↓↓↓

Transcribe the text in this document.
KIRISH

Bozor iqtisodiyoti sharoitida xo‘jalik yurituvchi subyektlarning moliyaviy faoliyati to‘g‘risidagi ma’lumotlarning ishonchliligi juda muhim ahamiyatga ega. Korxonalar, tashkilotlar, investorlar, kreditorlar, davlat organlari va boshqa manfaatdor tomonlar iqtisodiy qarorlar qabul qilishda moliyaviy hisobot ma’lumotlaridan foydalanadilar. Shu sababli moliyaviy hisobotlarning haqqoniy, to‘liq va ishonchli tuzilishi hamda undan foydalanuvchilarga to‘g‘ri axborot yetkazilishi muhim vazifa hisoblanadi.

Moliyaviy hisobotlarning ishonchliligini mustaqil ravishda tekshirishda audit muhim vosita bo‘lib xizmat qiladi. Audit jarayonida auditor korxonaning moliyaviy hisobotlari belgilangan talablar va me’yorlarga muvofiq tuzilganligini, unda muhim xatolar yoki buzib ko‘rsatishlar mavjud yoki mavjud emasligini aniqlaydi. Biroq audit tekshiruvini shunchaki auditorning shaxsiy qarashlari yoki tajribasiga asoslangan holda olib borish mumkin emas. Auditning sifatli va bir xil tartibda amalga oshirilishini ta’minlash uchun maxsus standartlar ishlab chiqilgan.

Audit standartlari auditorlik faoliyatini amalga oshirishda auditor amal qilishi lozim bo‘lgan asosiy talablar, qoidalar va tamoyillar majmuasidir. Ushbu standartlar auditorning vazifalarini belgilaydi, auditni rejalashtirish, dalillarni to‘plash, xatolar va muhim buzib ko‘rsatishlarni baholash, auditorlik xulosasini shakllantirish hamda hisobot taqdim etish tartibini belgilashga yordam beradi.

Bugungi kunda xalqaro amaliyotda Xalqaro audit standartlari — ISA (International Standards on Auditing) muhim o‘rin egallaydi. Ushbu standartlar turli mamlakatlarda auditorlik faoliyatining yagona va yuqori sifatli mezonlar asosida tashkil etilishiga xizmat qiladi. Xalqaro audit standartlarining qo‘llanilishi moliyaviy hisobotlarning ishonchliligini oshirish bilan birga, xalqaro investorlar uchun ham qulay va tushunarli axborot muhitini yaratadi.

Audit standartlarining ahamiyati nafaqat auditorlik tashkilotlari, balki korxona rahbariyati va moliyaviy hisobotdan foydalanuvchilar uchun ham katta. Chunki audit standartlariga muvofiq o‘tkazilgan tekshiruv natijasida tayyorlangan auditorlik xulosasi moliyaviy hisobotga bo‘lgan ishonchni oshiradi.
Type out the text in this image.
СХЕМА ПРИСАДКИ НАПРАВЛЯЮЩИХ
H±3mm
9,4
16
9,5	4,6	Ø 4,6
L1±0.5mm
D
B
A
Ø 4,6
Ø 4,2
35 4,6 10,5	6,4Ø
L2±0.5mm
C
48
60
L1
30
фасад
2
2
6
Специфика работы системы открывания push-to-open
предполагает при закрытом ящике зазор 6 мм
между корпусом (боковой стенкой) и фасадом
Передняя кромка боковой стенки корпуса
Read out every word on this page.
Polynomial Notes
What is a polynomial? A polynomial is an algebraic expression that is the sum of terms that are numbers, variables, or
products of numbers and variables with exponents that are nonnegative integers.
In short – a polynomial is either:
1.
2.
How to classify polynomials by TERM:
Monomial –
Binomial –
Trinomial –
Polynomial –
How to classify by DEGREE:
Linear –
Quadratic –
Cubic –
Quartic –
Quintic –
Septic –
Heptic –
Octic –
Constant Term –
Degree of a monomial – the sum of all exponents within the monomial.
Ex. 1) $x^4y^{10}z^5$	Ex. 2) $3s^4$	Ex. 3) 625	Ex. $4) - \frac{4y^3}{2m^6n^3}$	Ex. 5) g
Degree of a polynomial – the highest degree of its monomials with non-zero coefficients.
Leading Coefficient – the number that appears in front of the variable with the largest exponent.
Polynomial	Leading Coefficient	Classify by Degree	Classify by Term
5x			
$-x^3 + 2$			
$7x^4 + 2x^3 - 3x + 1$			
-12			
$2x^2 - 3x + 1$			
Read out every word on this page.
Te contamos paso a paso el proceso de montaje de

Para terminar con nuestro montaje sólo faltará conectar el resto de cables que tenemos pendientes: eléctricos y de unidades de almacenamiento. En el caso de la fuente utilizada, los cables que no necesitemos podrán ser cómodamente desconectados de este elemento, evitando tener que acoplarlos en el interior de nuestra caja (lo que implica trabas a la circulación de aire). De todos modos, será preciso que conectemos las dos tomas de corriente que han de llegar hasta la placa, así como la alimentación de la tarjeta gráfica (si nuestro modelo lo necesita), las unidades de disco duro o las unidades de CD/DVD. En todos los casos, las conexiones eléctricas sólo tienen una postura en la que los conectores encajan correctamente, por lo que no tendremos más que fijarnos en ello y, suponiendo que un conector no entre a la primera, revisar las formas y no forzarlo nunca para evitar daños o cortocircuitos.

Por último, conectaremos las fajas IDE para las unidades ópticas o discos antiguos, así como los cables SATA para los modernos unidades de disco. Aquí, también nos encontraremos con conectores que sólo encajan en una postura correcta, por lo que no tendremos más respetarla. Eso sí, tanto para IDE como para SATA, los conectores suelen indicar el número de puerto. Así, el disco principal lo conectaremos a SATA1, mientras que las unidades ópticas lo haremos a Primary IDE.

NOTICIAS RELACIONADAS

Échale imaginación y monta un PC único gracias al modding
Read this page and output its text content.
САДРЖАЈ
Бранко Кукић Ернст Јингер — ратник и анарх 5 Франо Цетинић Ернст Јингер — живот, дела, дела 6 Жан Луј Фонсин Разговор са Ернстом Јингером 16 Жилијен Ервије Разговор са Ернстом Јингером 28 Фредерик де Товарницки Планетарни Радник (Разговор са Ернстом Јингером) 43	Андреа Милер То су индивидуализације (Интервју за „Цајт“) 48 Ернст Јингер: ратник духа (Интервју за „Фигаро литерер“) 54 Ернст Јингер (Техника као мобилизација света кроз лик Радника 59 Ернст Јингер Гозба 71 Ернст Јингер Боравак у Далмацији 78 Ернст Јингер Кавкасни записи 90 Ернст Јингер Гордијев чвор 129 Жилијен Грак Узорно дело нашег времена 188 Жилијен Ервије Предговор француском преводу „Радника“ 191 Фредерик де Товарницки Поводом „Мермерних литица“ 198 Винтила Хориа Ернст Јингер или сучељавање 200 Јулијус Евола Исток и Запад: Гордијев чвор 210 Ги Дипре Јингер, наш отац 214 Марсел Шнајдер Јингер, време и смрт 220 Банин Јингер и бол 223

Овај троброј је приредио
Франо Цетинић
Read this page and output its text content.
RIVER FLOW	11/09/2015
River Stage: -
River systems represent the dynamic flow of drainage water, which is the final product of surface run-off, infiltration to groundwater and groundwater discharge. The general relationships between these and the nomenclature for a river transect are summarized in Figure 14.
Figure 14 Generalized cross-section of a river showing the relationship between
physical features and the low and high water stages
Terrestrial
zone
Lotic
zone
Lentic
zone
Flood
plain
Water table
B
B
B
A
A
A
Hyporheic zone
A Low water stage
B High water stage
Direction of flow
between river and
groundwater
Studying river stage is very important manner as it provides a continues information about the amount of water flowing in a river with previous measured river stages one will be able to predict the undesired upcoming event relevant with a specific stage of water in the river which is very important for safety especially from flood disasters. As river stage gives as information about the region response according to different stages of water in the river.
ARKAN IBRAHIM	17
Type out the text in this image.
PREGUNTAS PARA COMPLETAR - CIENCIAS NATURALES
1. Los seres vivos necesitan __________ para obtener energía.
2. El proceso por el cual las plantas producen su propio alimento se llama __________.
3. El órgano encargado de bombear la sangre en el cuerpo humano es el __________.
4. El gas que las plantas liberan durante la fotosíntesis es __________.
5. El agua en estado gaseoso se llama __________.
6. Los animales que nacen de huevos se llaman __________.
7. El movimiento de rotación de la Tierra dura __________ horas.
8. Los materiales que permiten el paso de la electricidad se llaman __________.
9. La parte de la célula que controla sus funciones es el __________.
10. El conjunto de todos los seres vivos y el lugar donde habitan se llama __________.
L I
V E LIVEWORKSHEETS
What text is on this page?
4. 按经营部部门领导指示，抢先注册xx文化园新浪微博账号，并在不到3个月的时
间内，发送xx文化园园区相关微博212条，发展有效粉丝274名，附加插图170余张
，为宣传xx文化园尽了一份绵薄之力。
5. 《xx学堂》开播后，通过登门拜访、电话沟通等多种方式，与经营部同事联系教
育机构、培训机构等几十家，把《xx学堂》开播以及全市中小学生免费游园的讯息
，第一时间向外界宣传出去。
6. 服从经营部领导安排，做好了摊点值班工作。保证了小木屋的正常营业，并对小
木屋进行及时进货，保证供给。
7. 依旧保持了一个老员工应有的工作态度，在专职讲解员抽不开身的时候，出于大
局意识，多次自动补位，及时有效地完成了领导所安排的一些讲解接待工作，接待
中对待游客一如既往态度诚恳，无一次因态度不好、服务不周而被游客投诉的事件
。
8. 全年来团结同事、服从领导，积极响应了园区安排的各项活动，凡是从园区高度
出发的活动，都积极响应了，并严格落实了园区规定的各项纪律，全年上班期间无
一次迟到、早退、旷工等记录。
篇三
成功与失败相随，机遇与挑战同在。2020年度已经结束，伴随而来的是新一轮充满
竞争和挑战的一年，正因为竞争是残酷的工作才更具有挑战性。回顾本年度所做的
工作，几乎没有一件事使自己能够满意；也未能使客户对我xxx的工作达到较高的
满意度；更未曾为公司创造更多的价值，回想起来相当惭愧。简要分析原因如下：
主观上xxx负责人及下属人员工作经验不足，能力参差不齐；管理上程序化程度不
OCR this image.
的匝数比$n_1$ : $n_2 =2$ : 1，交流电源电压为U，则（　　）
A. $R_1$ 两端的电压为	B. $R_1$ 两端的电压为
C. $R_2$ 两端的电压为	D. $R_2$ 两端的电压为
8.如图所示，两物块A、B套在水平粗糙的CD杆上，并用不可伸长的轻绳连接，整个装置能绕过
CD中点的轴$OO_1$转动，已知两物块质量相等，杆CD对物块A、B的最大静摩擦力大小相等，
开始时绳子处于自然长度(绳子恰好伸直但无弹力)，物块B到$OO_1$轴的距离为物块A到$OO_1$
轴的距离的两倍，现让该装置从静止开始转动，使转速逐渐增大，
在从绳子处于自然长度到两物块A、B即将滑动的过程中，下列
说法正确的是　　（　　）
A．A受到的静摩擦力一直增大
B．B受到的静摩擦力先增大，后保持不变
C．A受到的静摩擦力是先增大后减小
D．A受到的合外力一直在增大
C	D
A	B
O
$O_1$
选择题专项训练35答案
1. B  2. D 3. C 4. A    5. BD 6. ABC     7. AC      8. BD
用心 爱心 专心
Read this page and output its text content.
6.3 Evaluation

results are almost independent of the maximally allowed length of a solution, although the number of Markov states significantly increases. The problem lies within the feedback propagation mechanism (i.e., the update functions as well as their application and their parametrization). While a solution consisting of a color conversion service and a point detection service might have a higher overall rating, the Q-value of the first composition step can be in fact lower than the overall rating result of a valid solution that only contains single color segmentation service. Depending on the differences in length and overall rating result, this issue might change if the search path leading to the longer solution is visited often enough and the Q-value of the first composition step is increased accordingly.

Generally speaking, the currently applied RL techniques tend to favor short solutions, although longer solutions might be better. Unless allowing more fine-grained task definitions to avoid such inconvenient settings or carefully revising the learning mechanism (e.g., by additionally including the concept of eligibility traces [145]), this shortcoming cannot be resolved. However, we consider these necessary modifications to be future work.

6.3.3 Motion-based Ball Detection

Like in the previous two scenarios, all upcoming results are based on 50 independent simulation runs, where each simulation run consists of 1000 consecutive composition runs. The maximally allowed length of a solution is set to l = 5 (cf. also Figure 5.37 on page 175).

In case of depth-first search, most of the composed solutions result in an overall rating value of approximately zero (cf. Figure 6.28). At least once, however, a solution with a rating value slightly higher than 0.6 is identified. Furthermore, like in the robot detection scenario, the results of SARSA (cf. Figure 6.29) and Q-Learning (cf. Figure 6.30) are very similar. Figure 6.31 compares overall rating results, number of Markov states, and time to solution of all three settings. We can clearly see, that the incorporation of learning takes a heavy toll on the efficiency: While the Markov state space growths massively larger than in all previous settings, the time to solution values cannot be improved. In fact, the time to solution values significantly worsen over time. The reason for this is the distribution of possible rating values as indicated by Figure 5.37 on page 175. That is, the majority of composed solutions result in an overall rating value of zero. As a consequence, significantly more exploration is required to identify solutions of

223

↑↑↑

Note how many lines in the listing above hold the string "upcoming", then give only that figure.

2